■ Written problem:
Go through the records below line by line. Count the lines with "document" and give the count alone.

[START Record list]

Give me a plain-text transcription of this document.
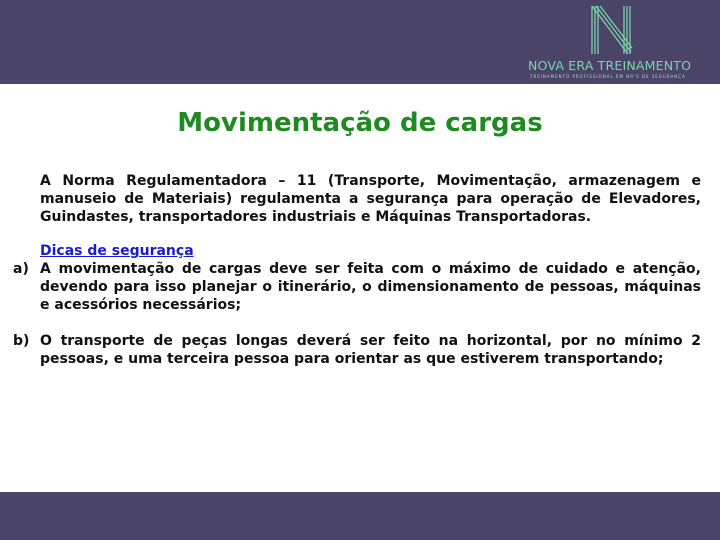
NOVA ERA TREINAMENTO
TREINAMENTO PROFISSIONAL EM NR'S DE SEGURANÇA
Movimentação de cargas

A Norma Regulamentadora – 11 (Transporte, Movimentação, armazenagem e manuseio de Materiais) regulamenta a segurança para operação de Elevadores, Guindastes, transportadores industriais e Máquinas Transportadoras.

Dicas de segurança
a) A movimentação de cargas deve ser feita com o máximo de cuidado e atenção, devendo para isso planejar o itinerário, o dimensionamento de pessoas, máquinas e acessórios necessários;
b) O transporte de peças longas deverá ser feito na horizontal, por no mínimo 2 pessoas, e uma terceira pessoa para orientar as que estiverem transportando;
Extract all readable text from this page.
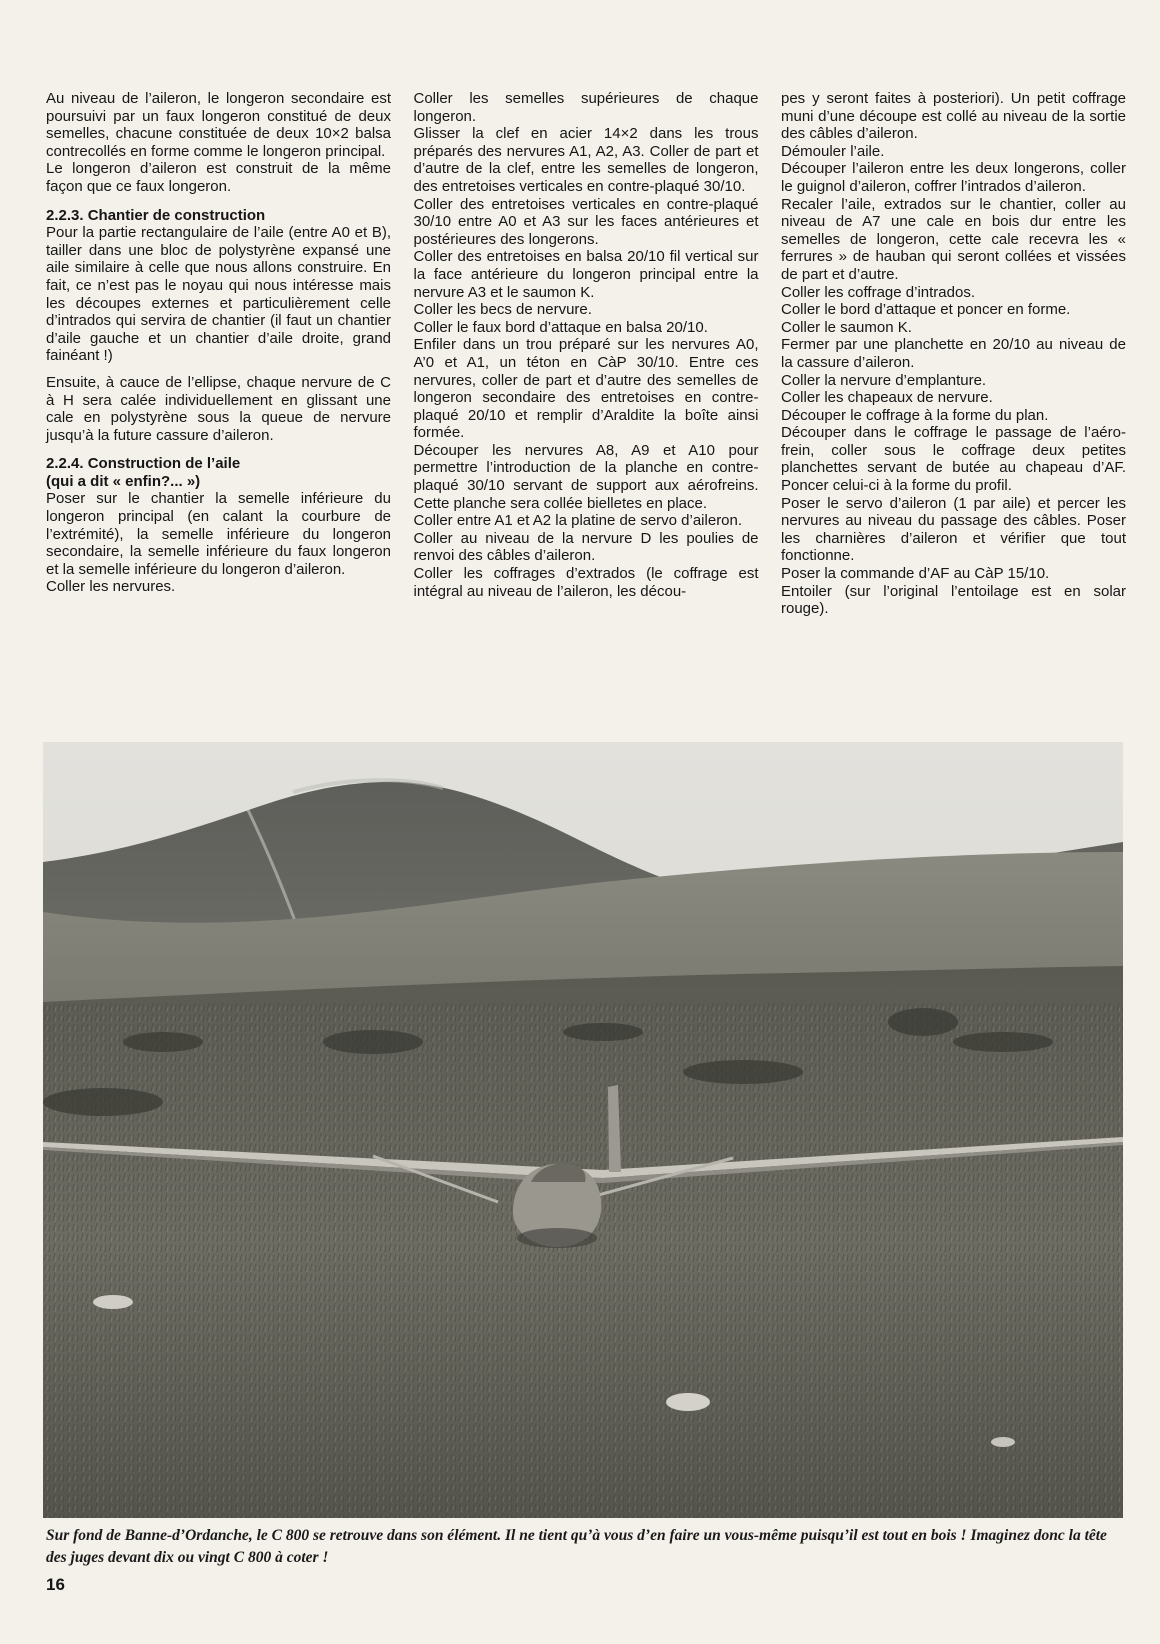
Au niveau de l’aileron, le longeron secondaire est poursuivi par un faux longeron constitué de deux semelles, chacune constituée de deux 10×2 balsa contrecollés en forme comme le longeron principal.

Le longeron d’aileron est construit de la même façon que ce faux longeron.

2.2.3. Chantier de construction

Pour la partie rectangulaire de l’aile (entre A0 et B), tailler dans une bloc de polystyrène expansé une aile similaire à celle que nous allons construire. En fait, ce n’est pas le noyau qui nous intéresse mais les découpes externes et particulièrement celle d’intrados qui servira de chantier (il faut un chantier d’aile gauche et un chantier d’aile droite, grand fainéant !)

Ensuite, à cauce de l’ellipse, chaque nervure de C à H sera calée individuellement en glissant une cale en polystyrène sous la queue de nervure jusqu’à la future cassure d’aileron.

2.2.4. Construction de l’aile
(qui a dit « enfin?... »)

Poser sur le chantier la semelle inférieure du longeron principal (en calant la courbure de l’extrémité), la semelle inférieure du longeron secondaire, la semelle inférieure du faux longeron et la semelle inférieure du longeron d’aileron.

Coller les nervures.

Coller les semelles supérieures de chaque longeron.

Glisser la clef en acier 14×2 dans les trous préparés des nervures A1, A2, A3. Coller de part et d’autre de la clef, entre les semelles de longeron, des entretoises verticales en contre-plaqué 30/10.

Coller des entretoises verticales en contre-plaqué 30/10 entre A0 et A3 sur les faces antérieures et postérieures des longerons.

Coller des entretoises en balsa 20/10 fil vertical sur la face antérieure du longeron principal entre la nervure A3 et le saumon K.

Coller les becs de nervure.

Coller le faux bord d’attaque en balsa 20/10.

Enfiler dans un trou préparé sur les nervures A0, A’0 et A1, un téton en CàP 30/10. Entre ces nervures, coller de part et d’autre des semelles de longeron secondaire des entretoises en contre-plaqué 20/10 et remplir d’Araldite la boîte ainsi formée.

Découper les nervures A8, A9 et A10 pour permettre l’introduction de la planche en contre-plaqué 30/10 servant de support aux aérofreins. Cette planche sera collée bielletes en place.

Coller entre A1 et A2 la platine de servo d’aileron.

Coller au niveau de la nervure D les poulies de renvoi des câbles d’aileron.

Coller les coffrages d’extrados (le coffrage est intégral au niveau de l’aileron, les décou-

pes y seront faites à posteriori). Un petit coffrage muni d’une découpe est collé au niveau de la sortie des câbles d’aileron.

Démouler l’aile.

Découper l’aileron entre les deux longerons, coller le guignol d’aileron, coffrer l’intrados d’aileron.

Recaler l’aile, extrados sur le chantier, coller au niveau de A7 une cale en bois dur entre les semelles de longeron, cette cale recevra les « ferrures » de hauban qui seront collées et vissées de part et d’autre.

Coller les coffrage d’intrados.

Coller le bord d’attaque et poncer en forme.

Coller le saumon K.

Fermer par une planchette en 20/10 au niveau de la cassure d’aileron.

Coller la nervure d’emplanture.

Coller les chapeaux de nervure.

Découper le coffrage à la forme du plan.

Découper dans le coffrage le passage de l’aéro-frein, coller sous le coffrage deux petites planchettes servant de butée au chapeau d’AF. Poncer celui-ci à la forme du profil.

Poser le servo d’aileron (1 par aile) et percer les nervures au niveau du passage des câbles. Poser les charnières d’aileron et vérifier que tout fonctionne.

Poser la commande d’AF au CàP 15/10.

Entoiler (sur l’original l’entoilage est en solar rouge).

Sur fond de Banne-d’Ordanche, le C 800 se retrouve dans son élément. Il ne tient qu’à vous d’en faire un vous-même puisqu’il est tout en bois ! Imaginez donc la tête des juges devant dix ou vingt C 800 à coter !
16
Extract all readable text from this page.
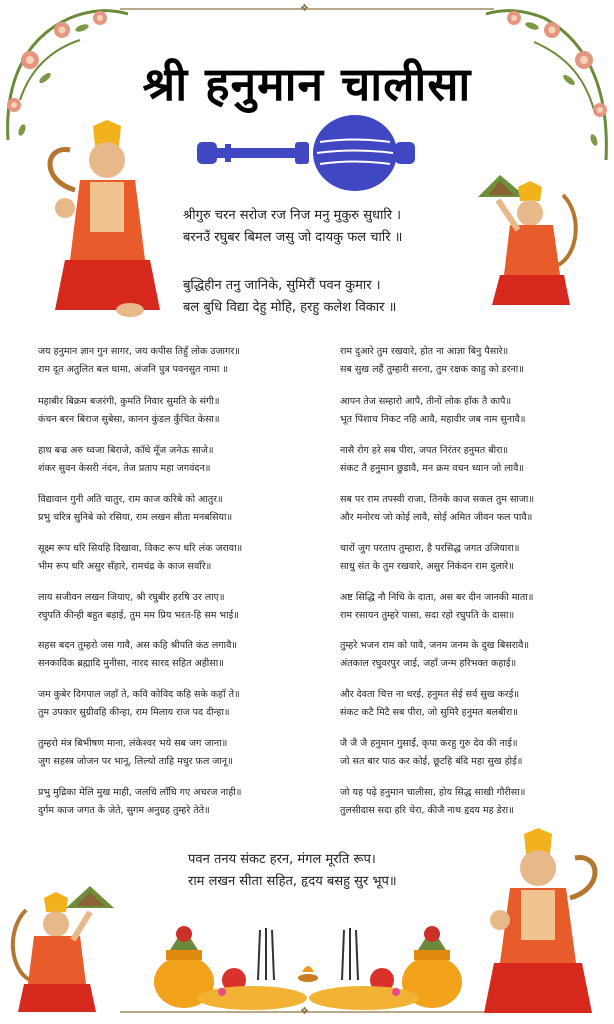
❖
❖
श्री हनुमान चालीसा
श्रीगुरु चरन सरोज रज निज मनु मुकुरु सुधारि ।
बरनउँ रघुबर बिमल जसु जो दायकु फल चारि ॥
बुद्धिहीन तनु जानिके, सुमिरौं पवन कुमार ।
बल बुधि विद्या देहु मोहि, हरहु कलेश विकार ॥
जय हनुमान ज्ञान गुन सागर, जय कपीस तिहुँ लोक उजागर॥
राम दूत अतुलित बल धामा, अंजनि पुत्र पवनसुत नामा ॥
महाबीर बिक्रम बजरंगी, कुमति निवार सुमति के संगी॥
कंचन बरन बिराज सुबेसा, कानन कुंडल कुँचित केसा॥
हाथ बज्र अरु ध्वजा बिराजे, काँधे मूँज जनेऊ साजे॥
शंकर सुवन केसरी नंदन, तेज प्रताप महा जगवंदन॥
विद्यावान गुनी अति चातुर, राम काज करिबे को आतुर॥
प्रभु चरित्र सुनिबे को रसिया, राम लखन सीता मनबसिया॥
सूक्ष्म रूप धरि सियहि दिखावा, विकट रूप धरि लंक जरावा॥
भीम रूप धरि असुर सँहारे, रामचंद्र के काज सवाँरे॥
लाय सजीवन लखन जियाए, श्री रघुबीर हरषि उर लाए॥
रघुपति कीन्ही बहुत बड़ाई, तुम मम प्रिय भरत-हि सम भाई॥
सहस बदन तुम्हरो जस गावै, अस कहि श्रीपति कंठ लगावै॥
सनकादिक ब्रह्मादि मुनीसा, नारद सारद सहित अहीसा॥
जम कुबेर दिगपाल जहाँ ते, कवि कोविद कहि सके कहाँ ते॥
तुम उपकार सुग्रीवहि कीन्हा, राम मिलाय राज पद दीन्हा॥
तुम्हरो मंत्र बिभीषण माना, लंकेश्वर भये सब जग जाना॥
जुग सहस्त्र जोजन पर भानू, लिल्यो ताहि मधुर फ़ल जानू॥
प्रभु मुद्रिका मेलि मुख माही, जलधि लाँघि गए अचरज नाही॥
दुर्गम काज जगत के जेते, सुगम अनुग्रह तुम्हरे तेते॥
राम दुआरे तुम रखवारे, होत ना आज्ञा बिनु पैसारे॥
सब सुख लहैं तुम्हारी सरना, तुम रक्षक काहु को डरना॥
आपन तेज सम्हारो आपै, तीनों लोक हाँक तै कापै॥
भूत पिशाच निकट नहि आवै, महावीर जब नाम सुनावै॥
नासै रोग हरे सब पीरा, जपत निरंतर हनुमत बीरा॥
संकट तै हनुमान छुडावै, मन क्रम वचन ध्यान जो लावै॥
सब पर राम तपस्वी राजा, तिनके काज सकल तुम साजा॥
और मनोरथ जो कोई लावै, सोई अमित जीवन फल पावै॥
चारों जुग परताप तुम्हारा, है परसिद्ध जगत उजियारा॥
साधु संत के तुम रखवारे, असुर निकंदन राम दुलारे॥
अष्ट सिद्धि नौ निधि के दाता, अस बर दीन जानकी माता॥
राम रसायन तुम्हरे पासा, सदा रहो रघुपति के दासा॥
तुम्हरे भजन राम को पावै, जनम जनम के दुख बिसरावै॥
अंतकाल रघुवरपुर जाई, जहाँ जन्म हरिभक्त कहाई॥
और देवता चित्त ना धरई, हनुमत सेई सर्व सुख करई॥
संकट कटै मिटै सब पीरा, जो सुमिरै हनुमत बलबीरा॥
जै जै जै हनुमान गुसाईं, कृपा करहु गुरु देव की नाई॥
जो सत बार पाठ कर कोई, छूटहि बंदि महा सुख होई॥
जो यह पढ़े हनुमान चालीसा, होय सिद्ध साखी गौरीसा॥
तुलसीदास सदा हरि चेरा, कीजै नाथ हृदय मह डेरा॥
पवन तनय संकट हरन, मंगल मूरति रूप।
राम लखन सीता सहित, हृदय बसहु सुर भूप॥
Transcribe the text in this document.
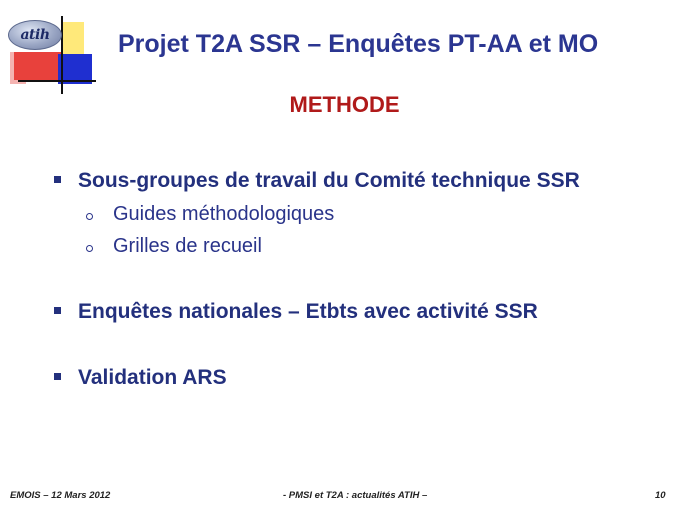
atih	Projet T2A SSR – Enquêtes PT-AA et MO
METHODE
Sous-groupes de travail du Comité technique SSR
Guides méthodologiques
Grilles de recueil
Enquêtes nationales – Etbts avec activité SSR
Validation ARS
EMOIS – 12 Mars 2012	- PMSI et T2A : actualités ATIH –	10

[END Record list]

■ The reply:
2